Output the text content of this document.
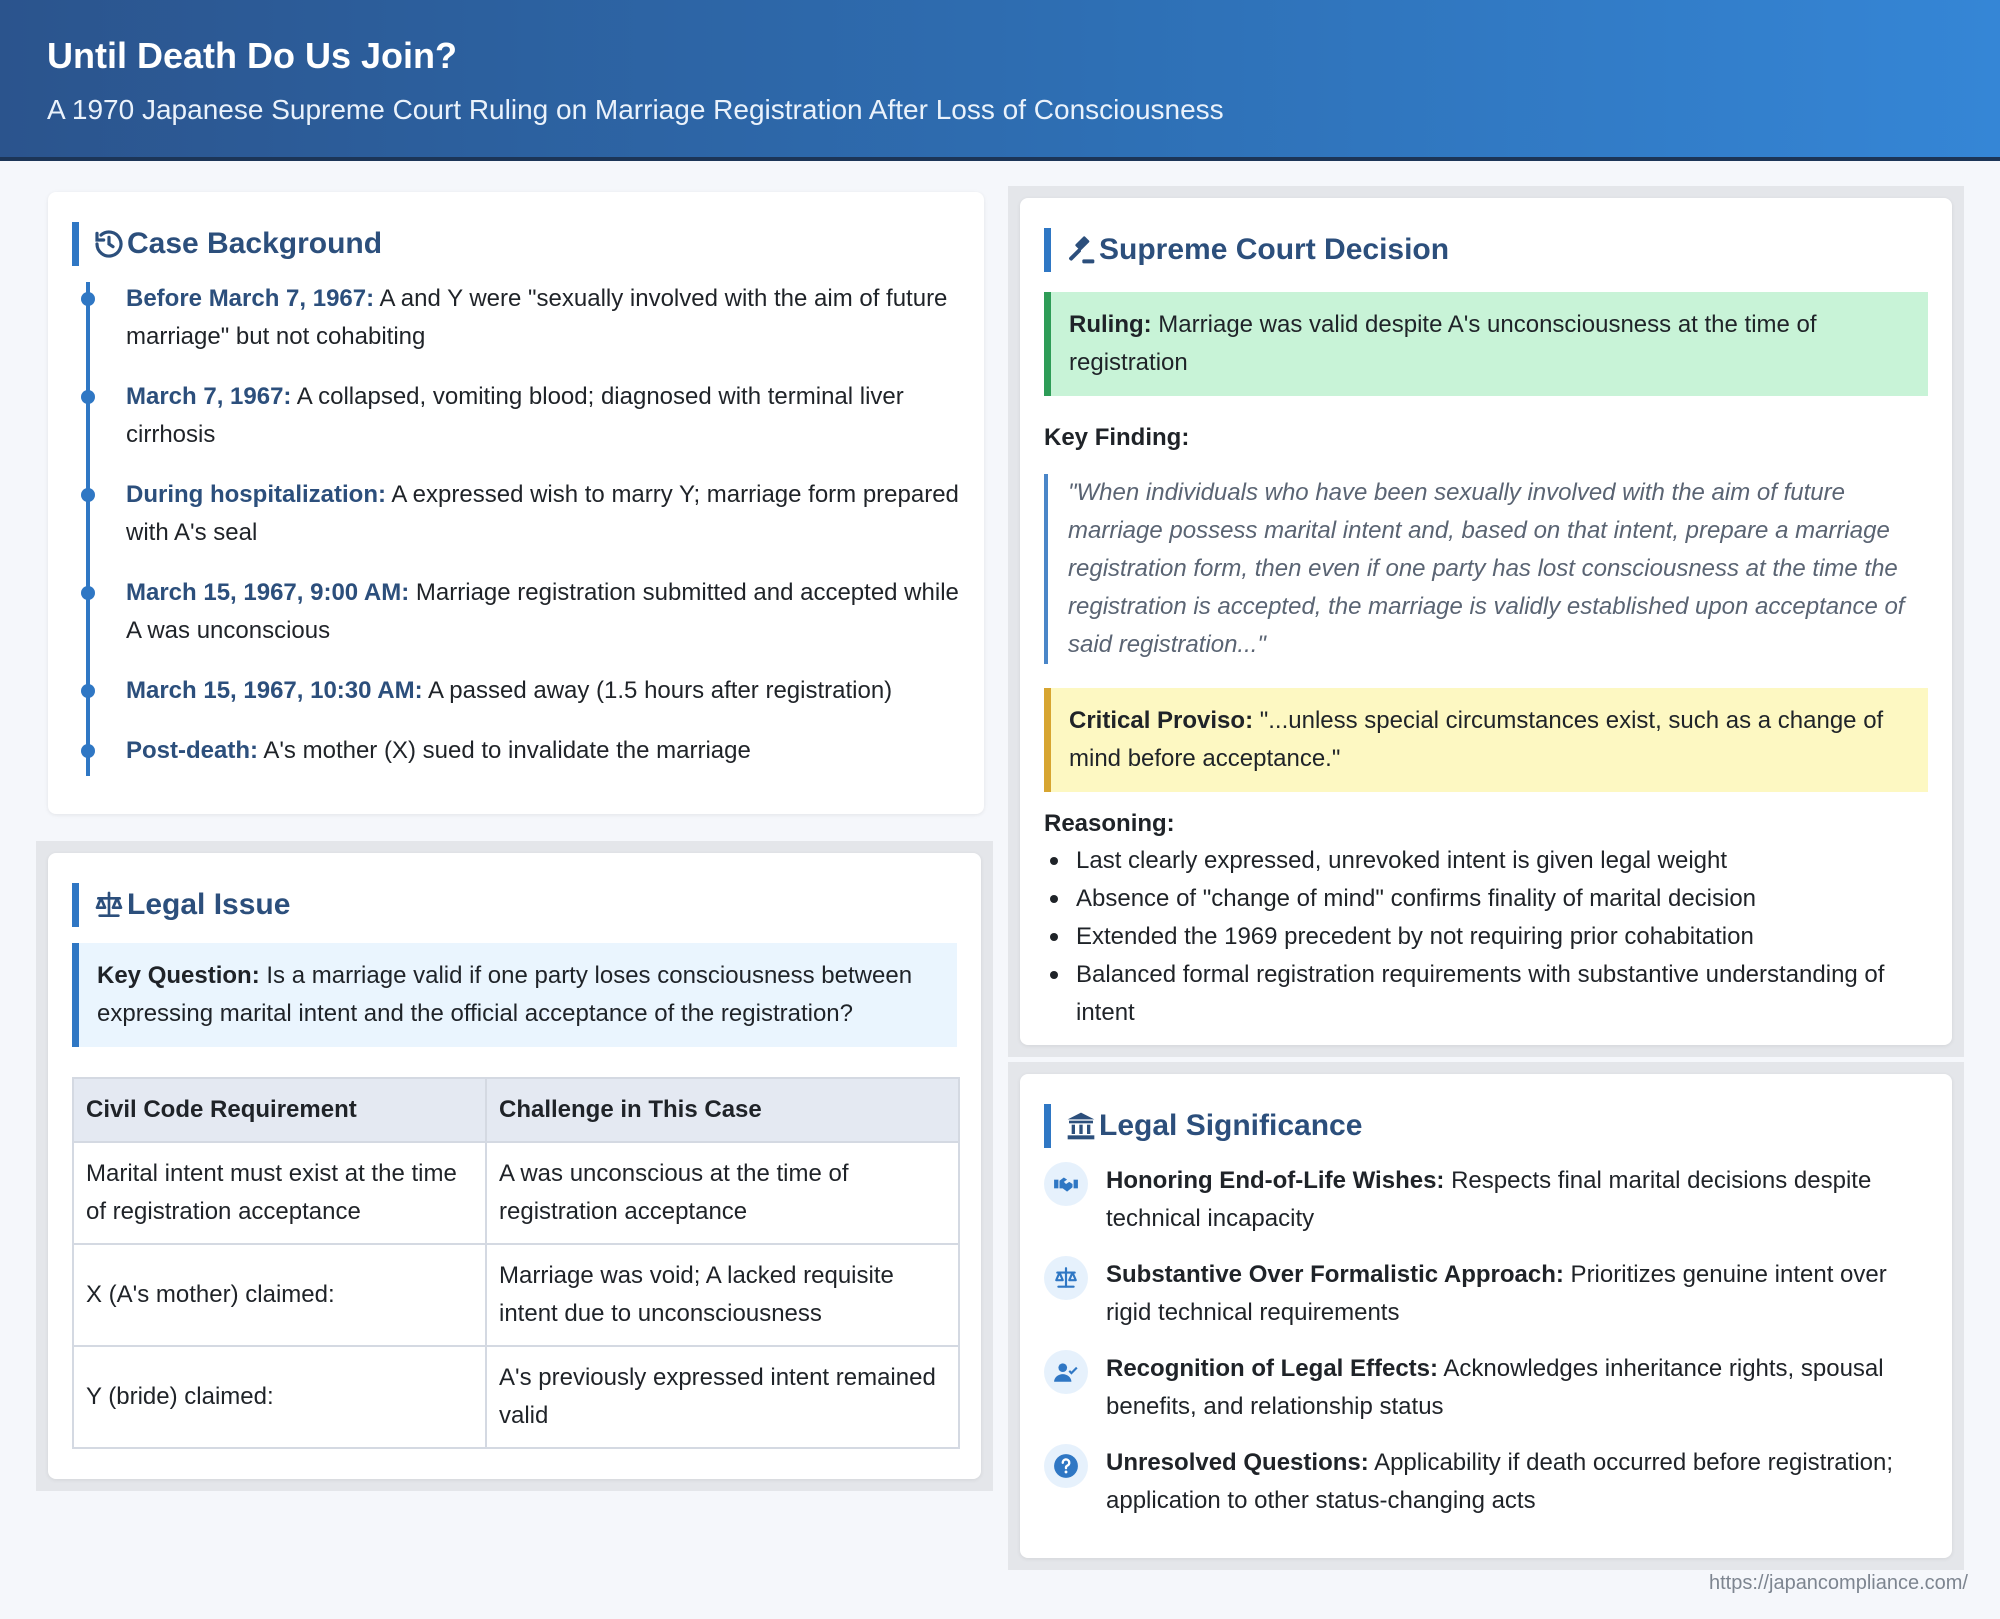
Until Death Do Us Join?
A 1970 Japanese Supreme Court Ruling on Marriage Registration After Loss of Consciousness
Case Background
Before March 7, 1967: A and Y were "sexually involved with the aim of future marriage" but not cohabiting
March 7, 1967: A collapsed, vomiting blood; diagnosed with terminal liver cirrhosis
During hospitalization: A expressed wish to marry Y; marriage form prepared with A's seal
March 15, 1967, 9:00 AM: Marriage registration submitted and accepted while A was unconscious
March 15, 1967, 10:30 AM: A passed away (1.5 hours after registration)
Post-death: A's mother (X) sued to invalidate the marriage
Legal Issue
Key Question: Is a marriage valid if one party loses consciousness between expressing marital intent and the official acceptance of the registration?
Civil Code Requirement	Challenge in This Case
Marital intent must exist at the time of registration acceptance	A was unconscious at the time of registration acceptance
X (A's mother) claimed:	Marriage was void; A lacked requisite intent due to unconsciousness
Y (bride) claimed:	A's previously expressed intent remained valid
Supreme Court Decision
Ruling: Marriage was valid despite A's unconsciousness at the time of registration
Key Finding:
"When individuals who have been sexually involved with the aim of future marriage possess marital intent and, based on that intent, prepare a marriage registration form, then even if one party has lost consciousness at the time the registration is accepted, the marriage is validly established upon acceptance of said registration..."
Critical Proviso: "...unless special circumstances exist, such as a change of mind before acceptance."
Reasoning:
Last clearly expressed, unrevoked intent is given legal weight
Absence of "change of mind" confirms finality of marital decision
Extended the 1969 precedent by not requiring prior cohabitation
Balanced formal registration requirements with substantive understanding of intent
Legal Significance
Honoring End-of-Life Wishes: Respects final marital decisions despite technical incapacity
Substantive Over Formalistic Approach: Prioritizes genuine intent over rigid technical requirements
Recognition of Legal Effects: Acknowledges inheritance rights, spousal benefits, and relationship status
Unresolved Questions: Applicability if death occurred before registration; application to other status-changing acts
https://japancompliance.com/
+++
* **Exercise aim**
Among the lines of the listing, how many hold the string "March"? Respond with only the number.

* **Result of this task**
4